# [Given records]
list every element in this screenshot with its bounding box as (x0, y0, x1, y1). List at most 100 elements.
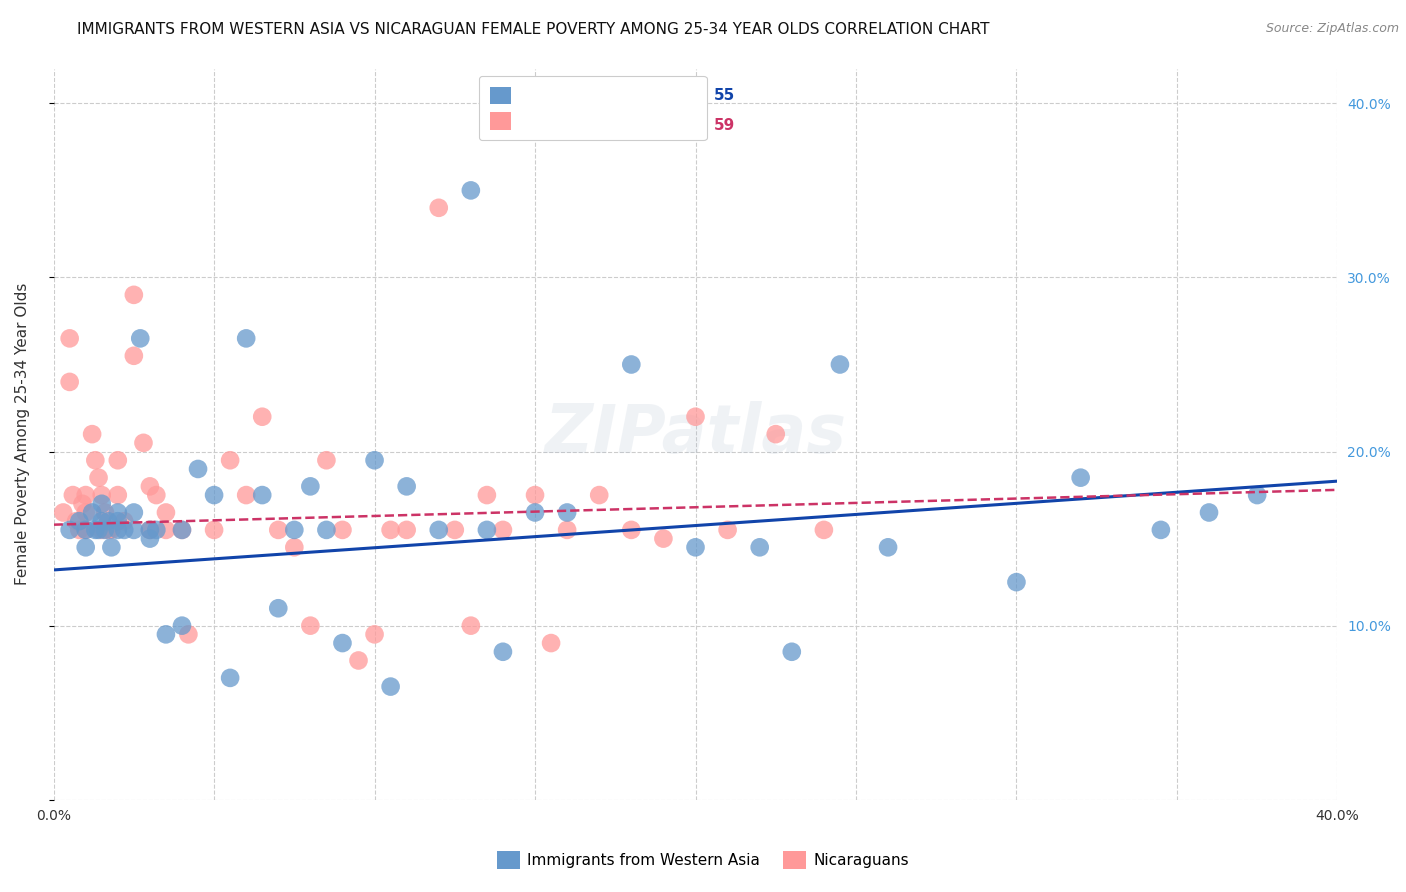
Text: R =: R = (517, 119, 551, 134)
Point (877, 541, 900, 555)
Text: ZIPatlas: ZIPatlas (544, 401, 846, 467)
Point (87, 523, 110, 537)
Point (90, 497, 112, 511)
Point (765, 427, 787, 442)
Point (67, 514, 90, 528)
Point (363, 453, 385, 467)
Point (72, 497, 94, 511)
Text: N =: N = (657, 88, 700, 103)
Point (828, 358, 851, 372)
Point (187, 462, 209, 476)
Point (82, 427, 104, 442)
Point (129, 331, 152, 345)
Point (75, 506, 97, 520)
Point (107, 488, 129, 502)
Point (122, 349, 145, 363)
Point (122, 506, 145, 520)
Text: 55: 55 (714, 88, 735, 103)
Point (813, 523, 835, 537)
Point (475, 523, 498, 537)
Point (170, 523, 193, 537)
Point (112, 523, 135, 537)
Legend:                                     ,                                     : , (479, 76, 707, 140)
Point (460, 618, 482, 632)
Point (1070, 470, 1092, 484)
Point (170, 523, 193, 537)
Point (155, 523, 177, 537)
Point (107, 453, 129, 467)
Point (252, 488, 274, 502)
Point (555, 506, 578, 520)
Point (75, 541, 97, 555)
Point (139, 479, 162, 493)
Point (492, 645, 515, 659)
Text: Source: ZipAtlas.com: Source: ZipAtlas.com (1265, 22, 1399, 36)
Point (283, 523, 305, 537)
Point (107, 514, 129, 528)
Point (122, 288, 145, 302)
Point (202, 488, 225, 502)
Point (524, 488, 547, 502)
Point (139, 523, 162, 537)
Point (75, 523, 97, 537)
Point (685, 409, 707, 424)
Point (780, 645, 803, 659)
Point (252, 409, 274, 424)
Point (107, 506, 129, 520)
Point (59, 375, 82, 389)
Point (315, 453, 337, 467)
Text: 0.210: 0.210 (572, 88, 620, 103)
Point (122, 523, 145, 537)
Point (90, 488, 112, 502)
Point (1005, 575, 1028, 590)
Point (59, 331, 82, 345)
Point (100, 523, 122, 537)
Point (155, 506, 177, 520)
Point (84, 523, 107, 537)
Point (75, 488, 97, 502)
Text: 59: 59 (714, 119, 735, 134)
Point (588, 488, 610, 502)
Point (219, 671, 242, 685)
Point (170, 618, 193, 632)
Point (299, 479, 322, 493)
Point (748, 541, 770, 555)
Point (652, 532, 675, 546)
Point (84, 453, 107, 467)
Point (59, 523, 82, 537)
Point (52, 506, 75, 520)
Point (132, 435, 155, 450)
Point (492, 523, 515, 537)
Point (380, 680, 402, 694)
Point (94, 506, 117, 520)
Point (380, 523, 402, 537)
Point (139, 532, 162, 546)
Point (97, 523, 120, 537)
Point (299, 618, 322, 632)
Point (87, 470, 110, 484)
Point (219, 453, 242, 467)
Point (82, 506, 104, 520)
Point (65, 514, 87, 528)
Point (94, 523, 117, 537)
Point (155, 627, 177, 641)
Point (267, 523, 290, 537)
Point (177, 627, 200, 641)
Text: 0.174: 0.174 (572, 119, 620, 134)
Point (145, 488, 167, 502)
Point (267, 601, 290, 615)
Y-axis label: Female Poverty Among 25-34 Year Olds: Female Poverty Among 25-34 Year Olds (15, 283, 30, 585)
Point (145, 523, 167, 537)
Point (524, 506, 547, 520)
Text: IMMIGRANTS FROM WESTERN ASIA VS NICARAGUAN FEMALE POVERTY AMONG 25-34 YEAR OLDS : IMMIGRANTS FROM WESTERN ASIA VS NICARAGU… (77, 22, 990, 37)
Point (332, 523, 354, 537)
Point (1198, 506, 1220, 520)
Point (620, 358, 643, 372)
Point (332, 636, 354, 650)
Point (395, 479, 418, 493)
Point (395, 523, 418, 537)
Point (540, 636, 562, 650)
Point (90, 514, 112, 528)
Point (235, 331, 257, 345)
Point (363, 627, 385, 641)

# [What the exercise asks]
Can you return every line of the listing above word for word, leaving out the picture?

# [Expected answer]
list every element in this screenshot with its bounding box as (x0, y0, x1, y1). List at most 100 elements.
Text: R =: R = (517, 119, 551, 134)
Point (877, 541, 900, 555)
Text: ZIPatlas: ZIPatlas (544, 401, 846, 467)
Point (87, 523, 110, 537)
Point (90, 497, 112, 511)
Point (765, 427, 787, 442)
Point (67, 514, 90, 528)
Point (363, 453, 385, 467)
Point (72, 497, 94, 511)
Text: N =: N = (657, 88, 700, 103)
Point (828, 358, 851, 372)
Point (187, 462, 209, 476)
Point (82, 427, 104, 442)
Point (129, 331, 152, 345)
Point (75, 506, 97, 520)
Point (107, 488, 129, 502)
Point (122, 349, 145, 363)
Point (122, 506, 145, 520)
Text: 55: 55 (714, 88, 735, 103)
Point (813, 523, 835, 537)
Point (475, 523, 498, 537)
Point (170, 523, 193, 537)
Point (112, 523, 135, 537)
Legend:                                     ,                                     : , (479, 76, 707, 140)
Point (460, 618, 482, 632)
Point (1070, 470, 1092, 484)
Point (170, 523, 193, 537)
Point (155, 523, 177, 537)
Point (107, 453, 129, 467)
Point (252, 488, 274, 502)
Point (555, 506, 578, 520)
Point (75, 541, 97, 555)
Point (139, 479, 162, 493)
Point (492, 645, 515, 659)
Text: Source: ZipAtlas.com: Source: ZipAtlas.com (1265, 22, 1399, 36)
Point (283, 523, 305, 537)
Point (107, 514, 129, 528)
Point (122, 288, 145, 302)
Point (202, 488, 225, 502)
Point (524, 488, 547, 502)
Point (139, 523, 162, 537)
Point (75, 523, 97, 537)
Point (685, 409, 707, 424)
Point (780, 645, 803, 659)
Point (252, 409, 274, 424)
Point (107, 506, 129, 520)
Point (59, 375, 82, 389)
Point (315, 453, 337, 467)
Text: 0.210: 0.210 (572, 88, 620, 103)
Point (122, 523, 145, 537)
Point (90, 488, 112, 502)
Point (1005, 575, 1028, 590)
Point (59, 331, 82, 345)
Point (100, 523, 122, 537)
Point (155, 506, 177, 520)
Point (84, 523, 107, 537)
Point (75, 488, 97, 502)
Text: 59: 59 (714, 119, 735, 134)
Point (588, 488, 610, 502)
Point (219, 671, 242, 685)
Point (170, 618, 193, 632)
Point (299, 479, 322, 493)
Point (748, 541, 770, 555)
Point (652, 532, 675, 546)
Point (84, 453, 107, 467)
Point (59, 523, 82, 537)
Point (52, 506, 75, 520)
Point (132, 435, 155, 450)
Point (492, 523, 515, 537)
Point (380, 680, 402, 694)
Point (94, 506, 117, 520)
Point (380, 523, 402, 537)
Point (139, 532, 162, 546)
Point (97, 523, 120, 537)
Point (299, 618, 322, 632)
Point (87, 470, 110, 484)
Point (219, 453, 242, 467)
Point (82, 506, 104, 520)
Point (65, 514, 87, 528)
Point (94, 523, 117, 537)
Point (155, 627, 177, 641)
Point (267, 523, 290, 537)
Point (177, 627, 200, 641)
Text: 0.174: 0.174 (572, 119, 620, 134)
Point (145, 488, 167, 502)
Point (267, 601, 290, 615)
Y-axis label: Female Poverty Among 25-34 Year Olds: Female Poverty Among 25-34 Year Olds (15, 283, 30, 585)
Point (145, 523, 167, 537)
Point (524, 506, 547, 520)
Text: IMMIGRANTS FROM WESTERN ASIA VS NICARAGUAN FEMALE POVERTY AMONG 25-34 YEAR OLDS : IMMIGRANTS FROM WESTERN ASIA VS NICARAGU… (77, 22, 990, 37)
Point (332, 523, 354, 537)
Point (1198, 506, 1220, 520)
Point (620, 358, 643, 372)
Point (332, 636, 354, 650)
Point (395, 479, 418, 493)
Point (395, 523, 418, 537)
Point (540, 636, 562, 650)
Point (90, 514, 112, 528)
Point (235, 331, 257, 345)
Point (363, 627, 385, 641)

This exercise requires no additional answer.